OBJECTIVE: Reproduce every line of the records below verbatim, leaving out the pictures.

STORED RECORDS:
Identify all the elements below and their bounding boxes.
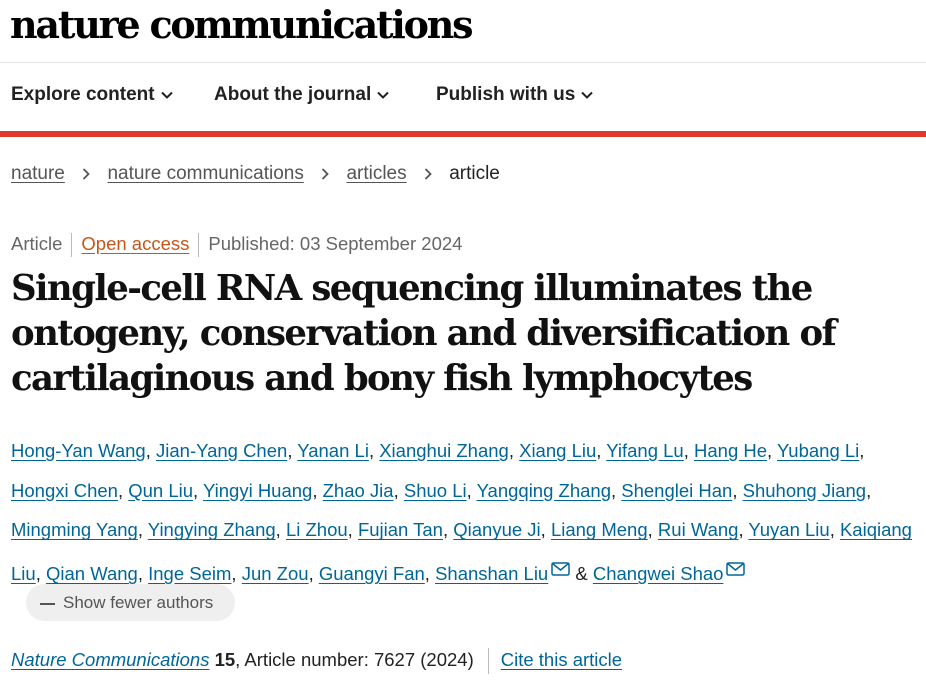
published-date: Published: 03 September 2024 — [208, 233, 463, 254]
meta-divider — [71, 233, 73, 258]
nav-explore-content[interactable]: Explore content — [11, 84, 173, 106]
author-link[interactable]: Shuo Li — [404, 480, 467, 501]
author-link[interactable]: Qun Liu — [128, 480, 193, 501]
cite-this-article-link[interactable]: Cite this article — [501, 649, 622, 670]
breadcrumb: nature nature communications articles ar… — [11, 163, 500, 185]
author-link[interactable]: Yubang Li — [777, 440, 859, 461]
author-link[interactable]: Qian Wang — [46, 563, 138, 584]
author-separator: , — [442, 519, 449, 541]
breadcrumb-nature[interactable]: nature — [11, 163, 65, 184]
author-separator: , — [193, 479, 199, 501]
author-separator: , — [859, 440, 865, 461]
author-link[interactable]: Hang He — [694, 440, 767, 461]
show-fewer-authors-button[interactable]: Show fewer authors — [26, 584, 235, 621]
journal-name-link[interactable]: Nature Communications — [11, 649, 209, 670]
chevron-right-icon — [322, 168, 329, 180]
author-link[interactable]: Shenglei Han — [621, 480, 732, 501]
minus-icon — [40, 602, 55, 605]
author-separator: , — [738, 519, 744, 541]
author-separator: , — [312, 479, 318, 501]
author-separator: , — [466, 479, 472, 501]
header-divider — [0, 62, 926, 63]
chevron-down-icon — [160, 91, 173, 99]
chevron-right-icon — [83, 168, 90, 180]
author-link[interactable]: Guangyi Fan — [319, 563, 425, 584]
nav-label: Publish with us — [436, 84, 576, 105]
author-separator: , — [610, 479, 617, 501]
author-separator: , — [368, 440, 375, 461]
author-link[interactable]: Fujian Tan — [358, 519, 443, 540]
author-link[interactable]: Rui Wang — [658, 519, 739, 540]
author-separator: , — [829, 519, 835, 541]
breadcrumb-articles[interactable]: articles — [346, 163, 406, 184]
author-link[interactable]: Hongxi Chen — [11, 480, 118, 501]
author-link[interactable]: Li Zhou — [286, 519, 348, 540]
author-separator: , — [137, 563, 143, 585]
author-link[interactable]: Yuyan Liu — [748, 519, 829, 540]
author-separator: , — [866, 479, 872, 501]
author-separator: , — [308, 563, 314, 585]
citation-divider — [487, 648, 489, 674]
author-link[interactable]: Yifang Lu — [606, 440, 684, 461]
citation-line: Nature Communications 15, Article number… — [11, 648, 622, 674]
nav-label: Explore content — [11, 84, 155, 105]
show-fewer-label: Show fewer authors — [63, 593, 214, 612]
accent-bar — [0, 131, 926, 137]
author-link[interactable]: Xiang Liu — [519, 440, 596, 461]
author-list: Hong-Yan Wang, Jian-Yang Chen, Yanan Li,… — [11, 431, 923, 594]
author-separator: , — [424, 563, 430, 585]
author-link[interactable]: Yingyi Huang — [203, 480, 312, 501]
author-link[interactable]: Xianghui Zhang — [379, 440, 509, 461]
chevron-down-icon — [377, 91, 389, 99]
author-separator: , — [596, 440, 602, 461]
author-link[interactable]: Changwei Shao — [593, 563, 724, 584]
author-separator: , — [647, 519, 653, 541]
chevron-down-icon — [581, 91, 594, 99]
journal-logo[interactable]: nature communications — [10, 2, 474, 47]
author-link[interactable]: Inge Seim — [148, 563, 231, 584]
article-meta: Article Open access Published: 03 Septembe… — [11, 233, 463, 258]
author-separator: , — [287, 440, 293, 461]
author-separator: , — [393, 479, 399, 501]
meta-divider — [198, 233, 200, 258]
author-separator: , — [508, 440, 514, 461]
author-link[interactable]: Yangqing Zhang — [477, 480, 611, 501]
author-separator: , — [683, 440, 689, 461]
author-separator: , — [540, 519, 546, 541]
author-link[interactable]: Mingming Yang — [11, 519, 138, 540]
breadcrumb-nature-communications[interactable]: nature communications — [107, 163, 303, 184]
author-separator: , — [347, 519, 353, 541]
volume: 15 — [214, 648, 236, 670]
article-number: , Article number: 7627 (2024) — [235, 648, 474, 670]
author-separator: , — [35, 563, 41, 585]
breadcrumb-current: article — [449, 163, 500, 184]
author-separator: , — [767, 440, 773, 461]
author-separator: , — [732, 479, 738, 501]
author-separator: , — [117, 479, 124, 501]
author-link[interactable]: Hong-Yan Wang — [11, 440, 146, 461]
author-link[interactable]: Jian-Yang Chen — [156, 440, 287, 461]
open-access-link[interactable]: Open access — [81, 233, 189, 254]
author-separator: , — [275, 519, 281, 541]
article-title: Single-cell RNA sequencing illuminates t… — [11, 268, 837, 399]
nav-label: About the journal — [214, 84, 372, 105]
author-link[interactable]: Shuhong Jiang — [743, 480, 866, 501]
author-separator: , — [231, 563, 237, 585]
author-link[interactable]: Liang Meng — [551, 519, 648, 540]
author-link[interactable]: Yingying Zhang — [148, 519, 276, 540]
chevron-right-icon — [424, 168, 432, 180]
article-type: Article — [11, 233, 63, 254]
nav-about-journal[interactable]: About the journal — [214, 84, 389, 106]
author-link[interactable]: Shanshan Liu — [435, 563, 548, 584]
author-link[interactable]: Zhao Jia — [323, 480, 394, 501]
author-link[interactable]: Jun Zou — [242, 563, 309, 584]
author-link[interactable]: Qianyue Ji — [453, 519, 540, 540]
author-ampersand: & — [575, 563, 588, 585]
author-link[interactable]: Yanan Li — [297, 440, 369, 461]
envelope-icon[interactable] — [551, 550, 570, 590]
author-separator: , — [137, 519, 143, 541]
envelope-icon[interactable] — [726, 550, 746, 590]
nav-publish-with-us[interactable]: Publish with us — [436, 84, 594, 106]
author-separator: , — [145, 440, 151, 461]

RESPONSE FOR THIS EXERCISE:
Identify all the elements below and their bounding boxes.
published-date: Published: 03 September 2024 — [208, 233, 463, 254]
meta-divider — [71, 233, 73, 258]
nav-explore-content[interactable]: Explore content — [11, 84, 173, 106]
author-link[interactable]: Shuo Li — [404, 480, 467, 501]
author-link[interactable]: Qun Liu — [128, 480, 193, 501]
cite-this-article-link[interactable]: Cite this article — [501, 649, 622, 670]
breadcrumb: nature nature communications articles ar… — [11, 163, 500, 185]
author-link[interactable]: Yubang Li — [777, 440, 859, 461]
author-link[interactable]: Qian Wang — [46, 563, 138, 584]
author-separator: , — [442, 519, 449, 541]
breadcrumb-nature[interactable]: nature — [11, 163, 65, 184]
author-separator: , — [193, 479, 199, 501]
author-separator: , — [859, 440, 865, 461]
author-link[interactable]: Hang He — [694, 440, 767, 461]
show-fewer-authors-button[interactable]: Show fewer authors — [26, 584, 235, 621]
journal-name-link[interactable]: Nature Communications — [11, 649, 209, 670]
chevron-right-icon — [322, 168, 329, 180]
author-link[interactable]: Shenglei Han — [621, 480, 732, 501]
minus-icon — [40, 602, 55, 605]
author-separator: , — [738, 519, 744, 541]
author-separator: , — [312, 479, 318, 501]
author-separator: , — [466, 479, 472, 501]
header-divider — [0, 62, 926, 63]
chevron-down-icon — [160, 91, 173, 99]
chevron-right-icon — [83, 168, 90, 180]
author-link[interactable]: Guangyi Fan — [319, 563, 425, 584]
nav-label: Publish with us — [436, 84, 576, 105]
author-separator: , — [610, 479, 617, 501]
author-separator: , — [368, 440, 375, 461]
author-link[interactable]: Fujian Tan — [358, 519, 443, 540]
author-link[interactable]: Rui Wang — [658, 519, 739, 540]
author-separator: , — [829, 519, 835, 541]
breadcrumb-articles[interactable]: articles — [346, 163, 406, 184]
author-link[interactable]: Hongxi Chen — [11, 480, 118, 501]
author-link[interactable]: Li Zhou — [286, 519, 348, 540]
author-separator: , — [137, 563, 143, 585]
author-link[interactable]: Yuyan Liu — [748, 519, 829, 540]
author-separator: , — [866, 479, 872, 501]
author-separator: , — [308, 563, 314, 585]
citation-divider — [487, 648, 489, 674]
author-link[interactable]: Yifang Lu — [606, 440, 684, 461]
citation-line: Nature Communications 15, Article number… — [11, 648, 622, 674]
nav-label: Explore content — [11, 84, 155, 105]
show-fewer-label: Show fewer authors — [63, 593, 214, 612]
accent-bar — [0, 131, 926, 137]
author-link[interactable]: Xiang Liu — [519, 440, 596, 461]
author-list: Hong-Yan Wang, Jian-Yang Chen, Yanan Li,… — [11, 431, 923, 594]
author-separator: , — [424, 563, 430, 585]
author-link[interactable]: Yingyi Huang — [203, 480, 312, 501]
author-link[interactable]: Xianghui Zhang — [379, 440, 509, 461]
chevron-down-icon — [377, 91, 389, 99]
author-separator: , — [596, 440, 602, 461]
author-link[interactable]: Changwei Shao — [593, 563, 724, 584]
author-separator: , — [647, 519, 653, 541]
chevron-down-icon — [581, 91, 594, 99]
journal-logo[interactable]: nature communications — [10, 2, 474, 47]
author-link[interactable]: Inge Seim — [148, 563, 231, 584]
article-meta: Article Open access Published: 03 Septembe… — [11, 233, 463, 258]
author-separator: , — [287, 440, 293, 461]
author-separator: , — [393, 479, 399, 501]
meta-divider — [198, 233, 200, 258]
author-separator: , — [508, 440, 514, 461]
author-link[interactable]: Yangqing Zhang — [477, 480, 611, 501]
author-separator: , — [683, 440, 689, 461]
author-separator: , — [540, 519, 546, 541]
author-link[interactable]: Mingming Yang — [11, 519, 138, 540]
breadcrumb-nature-communications[interactable]: nature communications — [107, 163, 303, 184]
author-separator: , — [347, 519, 353, 541]
volume: 15 — [214, 648, 236, 670]
article-number: , Article number: 7627 (2024) — [235, 648, 474, 670]
author-separator: , — [35, 563, 41, 585]
breadcrumb-current: article — [449, 163, 500, 184]
author-separator: , — [767, 440, 773, 461]
author-separator: , — [732, 479, 738, 501]
author-separator: , — [117, 479, 124, 501]
author-link[interactable]: Hong-Yan Wang — [11, 440, 146, 461]
author-link[interactable]: Jian-Yang Chen — [156, 440, 287, 461]
open-access-link[interactable]: Open access — [81, 233, 189, 254]
author-separator: , — [275, 519, 281, 541]
article-title: Single-cell RNA sequencing illuminates t… — [11, 268, 837, 399]
nav-label: About the journal — [214, 84, 372, 105]
author-link[interactable]: Shuhong Jiang — [743, 480, 866, 501]
author-separator: , — [231, 563, 237, 585]
author-link[interactable]: Liang Meng — [551, 519, 648, 540]
author-link[interactable]: Yingying Zhang — [148, 519, 276, 540]
chevron-right-icon — [424, 168, 432, 180]
article-type: Article — [11, 233, 63, 254]
nav-about-journal[interactable]: About the journal — [214, 84, 389, 106]
author-link[interactable]: Shanshan Liu — [435, 563, 548, 584]
author-link[interactable]: Zhao Jia — [323, 480, 394, 501]
author-link[interactable]: Jun Zou — [242, 563, 309, 584]
author-link[interactable]: Qianyue Ji — [453, 519, 540, 540]
author-ampersand: & — [575, 563, 588, 585]
author-link[interactable]: Yanan Li — [297, 440, 369, 461]
envelope-icon[interactable] — [551, 550, 570, 590]
author-separator: , — [137, 519, 143, 541]
envelope-icon[interactable] — [726, 550, 746, 590]
nav-publish-with-us[interactable]: Publish with us — [436, 84, 594, 106]
author-separator: , — [145, 440, 151, 461]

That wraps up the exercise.